PROBLEM TO SOLVE: Gather the lines from the material that contain "subtitle".

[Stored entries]

___

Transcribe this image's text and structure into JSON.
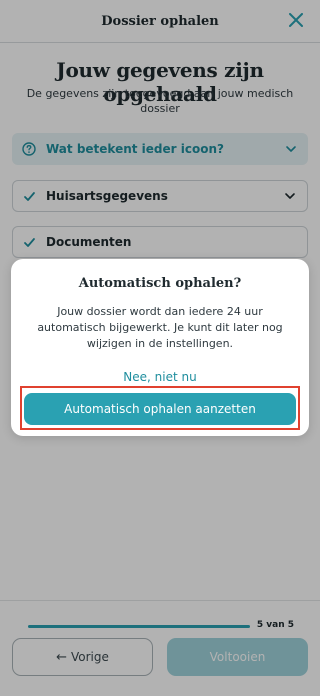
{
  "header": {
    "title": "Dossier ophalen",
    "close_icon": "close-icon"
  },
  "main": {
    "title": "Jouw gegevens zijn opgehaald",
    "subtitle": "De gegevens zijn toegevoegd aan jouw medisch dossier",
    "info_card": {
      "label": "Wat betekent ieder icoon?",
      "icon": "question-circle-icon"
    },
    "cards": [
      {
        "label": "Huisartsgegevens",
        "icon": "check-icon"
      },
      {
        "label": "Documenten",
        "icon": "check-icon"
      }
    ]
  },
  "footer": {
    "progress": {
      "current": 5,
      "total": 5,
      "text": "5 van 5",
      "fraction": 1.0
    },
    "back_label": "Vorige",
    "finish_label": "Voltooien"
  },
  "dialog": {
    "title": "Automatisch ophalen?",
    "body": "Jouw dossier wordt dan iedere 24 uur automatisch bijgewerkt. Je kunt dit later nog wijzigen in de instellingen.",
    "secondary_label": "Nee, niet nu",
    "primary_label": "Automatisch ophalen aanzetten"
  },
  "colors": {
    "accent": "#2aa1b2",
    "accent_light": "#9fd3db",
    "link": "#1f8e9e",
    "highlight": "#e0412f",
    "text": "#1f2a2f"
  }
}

___

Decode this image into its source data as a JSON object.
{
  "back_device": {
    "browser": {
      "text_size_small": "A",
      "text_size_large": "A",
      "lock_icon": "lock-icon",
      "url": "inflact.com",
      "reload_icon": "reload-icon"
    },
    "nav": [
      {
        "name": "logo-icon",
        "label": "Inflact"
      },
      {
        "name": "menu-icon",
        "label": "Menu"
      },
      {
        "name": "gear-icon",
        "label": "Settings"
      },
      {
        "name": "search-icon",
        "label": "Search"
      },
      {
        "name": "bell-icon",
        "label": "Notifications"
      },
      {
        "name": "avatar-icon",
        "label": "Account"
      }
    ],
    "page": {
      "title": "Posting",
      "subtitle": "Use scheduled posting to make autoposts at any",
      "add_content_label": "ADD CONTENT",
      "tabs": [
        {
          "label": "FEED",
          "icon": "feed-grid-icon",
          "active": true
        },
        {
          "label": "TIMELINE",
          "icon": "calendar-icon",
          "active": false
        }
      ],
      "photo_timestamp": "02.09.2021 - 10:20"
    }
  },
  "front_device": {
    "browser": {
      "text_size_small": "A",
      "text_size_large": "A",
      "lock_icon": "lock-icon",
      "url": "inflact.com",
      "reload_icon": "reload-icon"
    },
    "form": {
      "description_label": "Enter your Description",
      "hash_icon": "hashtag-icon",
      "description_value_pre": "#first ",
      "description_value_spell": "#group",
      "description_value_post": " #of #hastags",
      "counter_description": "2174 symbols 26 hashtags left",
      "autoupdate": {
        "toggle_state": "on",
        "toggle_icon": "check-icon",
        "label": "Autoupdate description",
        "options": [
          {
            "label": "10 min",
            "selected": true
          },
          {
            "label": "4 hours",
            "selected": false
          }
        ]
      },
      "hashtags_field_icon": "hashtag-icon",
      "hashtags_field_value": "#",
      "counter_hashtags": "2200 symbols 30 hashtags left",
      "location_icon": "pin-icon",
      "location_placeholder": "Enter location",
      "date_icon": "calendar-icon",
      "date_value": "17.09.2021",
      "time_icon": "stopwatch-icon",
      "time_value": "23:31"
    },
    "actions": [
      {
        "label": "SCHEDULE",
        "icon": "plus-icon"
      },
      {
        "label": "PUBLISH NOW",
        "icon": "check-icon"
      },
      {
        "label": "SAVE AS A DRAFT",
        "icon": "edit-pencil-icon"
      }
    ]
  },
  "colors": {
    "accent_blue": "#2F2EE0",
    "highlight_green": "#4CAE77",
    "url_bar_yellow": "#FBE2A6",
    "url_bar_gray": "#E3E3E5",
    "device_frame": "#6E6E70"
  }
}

___

EXPECTED OUTPUT:
    "subtitle": "De gegevens zijn toegevoegd aan jouw medisch dossier",
      "subtitle": "Use scheduled posting to make autoposts at any",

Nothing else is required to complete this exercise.